■ REQUIREMENTS
In the entries below, find every line holding the string "julio" and collect it.

:: INPUT ROWS ::

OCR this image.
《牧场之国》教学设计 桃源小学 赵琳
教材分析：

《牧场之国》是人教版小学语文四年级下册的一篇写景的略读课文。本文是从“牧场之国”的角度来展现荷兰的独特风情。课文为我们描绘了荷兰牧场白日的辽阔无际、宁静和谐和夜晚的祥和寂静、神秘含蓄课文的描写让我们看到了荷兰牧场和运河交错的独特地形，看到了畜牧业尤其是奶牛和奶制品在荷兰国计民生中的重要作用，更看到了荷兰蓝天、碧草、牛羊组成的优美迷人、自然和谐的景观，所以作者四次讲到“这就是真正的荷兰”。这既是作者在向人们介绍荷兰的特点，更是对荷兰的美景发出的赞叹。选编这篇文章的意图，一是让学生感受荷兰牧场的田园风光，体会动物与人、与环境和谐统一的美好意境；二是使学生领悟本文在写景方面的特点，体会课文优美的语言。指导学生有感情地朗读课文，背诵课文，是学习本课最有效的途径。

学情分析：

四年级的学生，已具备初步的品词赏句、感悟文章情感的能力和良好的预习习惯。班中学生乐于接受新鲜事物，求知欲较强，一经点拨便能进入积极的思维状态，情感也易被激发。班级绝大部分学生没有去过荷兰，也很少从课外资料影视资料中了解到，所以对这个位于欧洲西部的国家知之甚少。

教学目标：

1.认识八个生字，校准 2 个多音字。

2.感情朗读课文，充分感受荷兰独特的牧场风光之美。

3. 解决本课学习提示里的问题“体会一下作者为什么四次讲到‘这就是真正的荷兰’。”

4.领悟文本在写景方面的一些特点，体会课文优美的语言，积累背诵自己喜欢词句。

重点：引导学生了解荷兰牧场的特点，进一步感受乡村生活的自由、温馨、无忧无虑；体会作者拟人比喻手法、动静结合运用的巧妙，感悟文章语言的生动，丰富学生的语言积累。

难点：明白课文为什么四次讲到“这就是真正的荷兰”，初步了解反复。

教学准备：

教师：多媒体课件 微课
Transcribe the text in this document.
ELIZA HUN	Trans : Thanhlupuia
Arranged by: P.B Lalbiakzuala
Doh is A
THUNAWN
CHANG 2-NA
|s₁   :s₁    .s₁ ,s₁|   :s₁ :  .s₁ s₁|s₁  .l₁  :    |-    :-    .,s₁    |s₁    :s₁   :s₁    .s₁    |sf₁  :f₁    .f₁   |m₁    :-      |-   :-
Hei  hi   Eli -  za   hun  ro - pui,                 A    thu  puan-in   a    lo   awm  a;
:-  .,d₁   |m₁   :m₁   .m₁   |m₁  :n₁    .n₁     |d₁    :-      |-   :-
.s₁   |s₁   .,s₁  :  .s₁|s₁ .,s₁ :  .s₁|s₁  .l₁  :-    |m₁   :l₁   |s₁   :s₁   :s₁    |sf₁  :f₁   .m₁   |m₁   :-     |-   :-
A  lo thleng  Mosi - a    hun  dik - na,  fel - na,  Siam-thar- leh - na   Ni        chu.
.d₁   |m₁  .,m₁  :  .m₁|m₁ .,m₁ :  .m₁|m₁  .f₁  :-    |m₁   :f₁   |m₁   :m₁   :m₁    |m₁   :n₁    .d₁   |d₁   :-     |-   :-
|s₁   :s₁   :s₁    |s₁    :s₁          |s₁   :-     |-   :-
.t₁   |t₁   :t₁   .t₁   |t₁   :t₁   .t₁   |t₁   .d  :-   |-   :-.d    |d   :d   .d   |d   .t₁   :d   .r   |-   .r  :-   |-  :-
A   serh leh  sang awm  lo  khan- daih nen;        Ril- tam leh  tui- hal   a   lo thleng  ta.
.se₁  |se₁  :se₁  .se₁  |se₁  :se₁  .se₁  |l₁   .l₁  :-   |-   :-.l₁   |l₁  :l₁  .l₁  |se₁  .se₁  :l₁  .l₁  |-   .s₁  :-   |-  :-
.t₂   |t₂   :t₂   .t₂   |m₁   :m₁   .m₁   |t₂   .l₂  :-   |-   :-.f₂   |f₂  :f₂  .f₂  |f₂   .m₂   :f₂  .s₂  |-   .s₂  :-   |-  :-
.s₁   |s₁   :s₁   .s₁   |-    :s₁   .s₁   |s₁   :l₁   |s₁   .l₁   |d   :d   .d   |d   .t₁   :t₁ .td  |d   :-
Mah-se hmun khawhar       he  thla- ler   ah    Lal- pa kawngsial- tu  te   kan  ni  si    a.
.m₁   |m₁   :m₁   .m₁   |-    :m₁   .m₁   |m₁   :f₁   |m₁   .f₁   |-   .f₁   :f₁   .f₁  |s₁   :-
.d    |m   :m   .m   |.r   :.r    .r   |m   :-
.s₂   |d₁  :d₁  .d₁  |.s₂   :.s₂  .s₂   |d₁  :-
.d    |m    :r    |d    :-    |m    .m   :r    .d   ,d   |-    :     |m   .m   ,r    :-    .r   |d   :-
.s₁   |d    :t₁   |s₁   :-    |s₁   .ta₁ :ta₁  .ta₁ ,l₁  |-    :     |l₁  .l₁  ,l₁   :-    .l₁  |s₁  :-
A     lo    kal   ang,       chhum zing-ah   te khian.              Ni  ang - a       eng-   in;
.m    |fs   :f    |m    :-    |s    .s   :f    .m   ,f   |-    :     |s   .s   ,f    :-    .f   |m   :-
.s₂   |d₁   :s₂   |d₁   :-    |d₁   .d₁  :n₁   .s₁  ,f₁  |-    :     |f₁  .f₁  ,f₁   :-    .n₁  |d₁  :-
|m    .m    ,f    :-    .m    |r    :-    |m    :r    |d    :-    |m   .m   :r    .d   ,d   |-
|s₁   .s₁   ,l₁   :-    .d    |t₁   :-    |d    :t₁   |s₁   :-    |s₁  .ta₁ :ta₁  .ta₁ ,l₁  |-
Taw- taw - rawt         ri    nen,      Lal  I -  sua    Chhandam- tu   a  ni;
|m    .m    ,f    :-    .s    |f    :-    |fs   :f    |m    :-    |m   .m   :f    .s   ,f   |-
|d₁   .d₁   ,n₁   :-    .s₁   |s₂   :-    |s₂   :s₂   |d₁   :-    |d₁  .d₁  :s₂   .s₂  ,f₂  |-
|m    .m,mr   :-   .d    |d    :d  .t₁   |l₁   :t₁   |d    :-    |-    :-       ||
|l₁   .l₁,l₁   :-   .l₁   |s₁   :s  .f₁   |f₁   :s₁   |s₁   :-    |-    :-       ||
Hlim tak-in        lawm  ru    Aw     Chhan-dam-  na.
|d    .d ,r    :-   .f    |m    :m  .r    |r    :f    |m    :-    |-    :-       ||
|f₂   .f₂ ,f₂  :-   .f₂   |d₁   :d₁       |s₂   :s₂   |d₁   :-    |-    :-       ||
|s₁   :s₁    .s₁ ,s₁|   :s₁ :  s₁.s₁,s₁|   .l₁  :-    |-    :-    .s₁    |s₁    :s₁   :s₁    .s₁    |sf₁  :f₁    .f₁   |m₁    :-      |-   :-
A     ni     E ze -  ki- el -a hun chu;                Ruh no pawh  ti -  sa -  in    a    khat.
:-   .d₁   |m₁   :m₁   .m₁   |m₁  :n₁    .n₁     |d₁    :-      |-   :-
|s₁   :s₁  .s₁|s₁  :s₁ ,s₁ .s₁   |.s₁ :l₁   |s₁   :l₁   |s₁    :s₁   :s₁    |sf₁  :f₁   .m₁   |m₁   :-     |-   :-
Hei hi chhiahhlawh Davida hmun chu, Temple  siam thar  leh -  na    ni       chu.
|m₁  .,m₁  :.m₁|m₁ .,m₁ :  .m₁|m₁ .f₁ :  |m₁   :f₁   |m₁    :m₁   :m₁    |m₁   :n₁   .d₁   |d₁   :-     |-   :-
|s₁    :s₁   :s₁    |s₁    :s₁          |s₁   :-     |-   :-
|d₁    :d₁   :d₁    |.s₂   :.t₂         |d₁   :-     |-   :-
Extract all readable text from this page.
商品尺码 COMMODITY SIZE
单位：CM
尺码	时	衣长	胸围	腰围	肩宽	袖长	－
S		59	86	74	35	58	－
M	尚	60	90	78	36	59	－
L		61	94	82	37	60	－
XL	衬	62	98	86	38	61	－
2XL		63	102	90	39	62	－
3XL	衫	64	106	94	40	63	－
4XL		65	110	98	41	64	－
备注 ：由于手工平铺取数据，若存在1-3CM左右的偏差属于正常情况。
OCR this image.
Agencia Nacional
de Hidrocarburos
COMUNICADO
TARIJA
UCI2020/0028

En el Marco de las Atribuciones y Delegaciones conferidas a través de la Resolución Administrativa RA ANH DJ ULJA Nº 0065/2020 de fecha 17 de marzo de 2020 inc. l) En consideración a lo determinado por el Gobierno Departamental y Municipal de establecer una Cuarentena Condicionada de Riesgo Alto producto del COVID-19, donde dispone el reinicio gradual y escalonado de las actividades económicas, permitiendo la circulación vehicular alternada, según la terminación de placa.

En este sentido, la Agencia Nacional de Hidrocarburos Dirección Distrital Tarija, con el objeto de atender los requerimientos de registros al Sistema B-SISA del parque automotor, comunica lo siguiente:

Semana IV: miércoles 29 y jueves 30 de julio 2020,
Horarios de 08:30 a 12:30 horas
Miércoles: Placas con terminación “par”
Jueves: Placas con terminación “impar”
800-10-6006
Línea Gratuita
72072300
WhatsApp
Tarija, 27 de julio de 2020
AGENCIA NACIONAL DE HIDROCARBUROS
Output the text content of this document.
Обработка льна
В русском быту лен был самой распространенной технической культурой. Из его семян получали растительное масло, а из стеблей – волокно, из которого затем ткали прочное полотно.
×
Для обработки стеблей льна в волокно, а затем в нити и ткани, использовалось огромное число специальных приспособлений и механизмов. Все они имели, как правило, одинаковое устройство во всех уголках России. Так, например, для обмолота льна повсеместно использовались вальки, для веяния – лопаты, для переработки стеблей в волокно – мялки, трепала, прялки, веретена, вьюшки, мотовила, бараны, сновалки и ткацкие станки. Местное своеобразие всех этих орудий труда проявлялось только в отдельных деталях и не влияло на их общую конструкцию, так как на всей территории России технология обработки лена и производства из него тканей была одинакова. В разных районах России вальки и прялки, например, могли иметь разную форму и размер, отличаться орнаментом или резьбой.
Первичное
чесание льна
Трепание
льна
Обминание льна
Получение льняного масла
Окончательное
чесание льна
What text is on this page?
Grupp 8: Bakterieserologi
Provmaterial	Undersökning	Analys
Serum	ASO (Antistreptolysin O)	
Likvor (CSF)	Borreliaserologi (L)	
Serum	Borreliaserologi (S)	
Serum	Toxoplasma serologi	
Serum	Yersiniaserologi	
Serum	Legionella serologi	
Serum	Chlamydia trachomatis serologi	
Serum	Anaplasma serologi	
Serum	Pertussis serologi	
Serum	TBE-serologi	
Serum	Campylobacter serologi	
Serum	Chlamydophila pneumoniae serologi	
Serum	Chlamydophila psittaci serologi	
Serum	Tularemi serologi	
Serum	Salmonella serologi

:::

■ OUTPUT BELOW
Semana IV: miércoles 29 y jueves 30 de julio 2020,
Tarija, 27 de julio de 2020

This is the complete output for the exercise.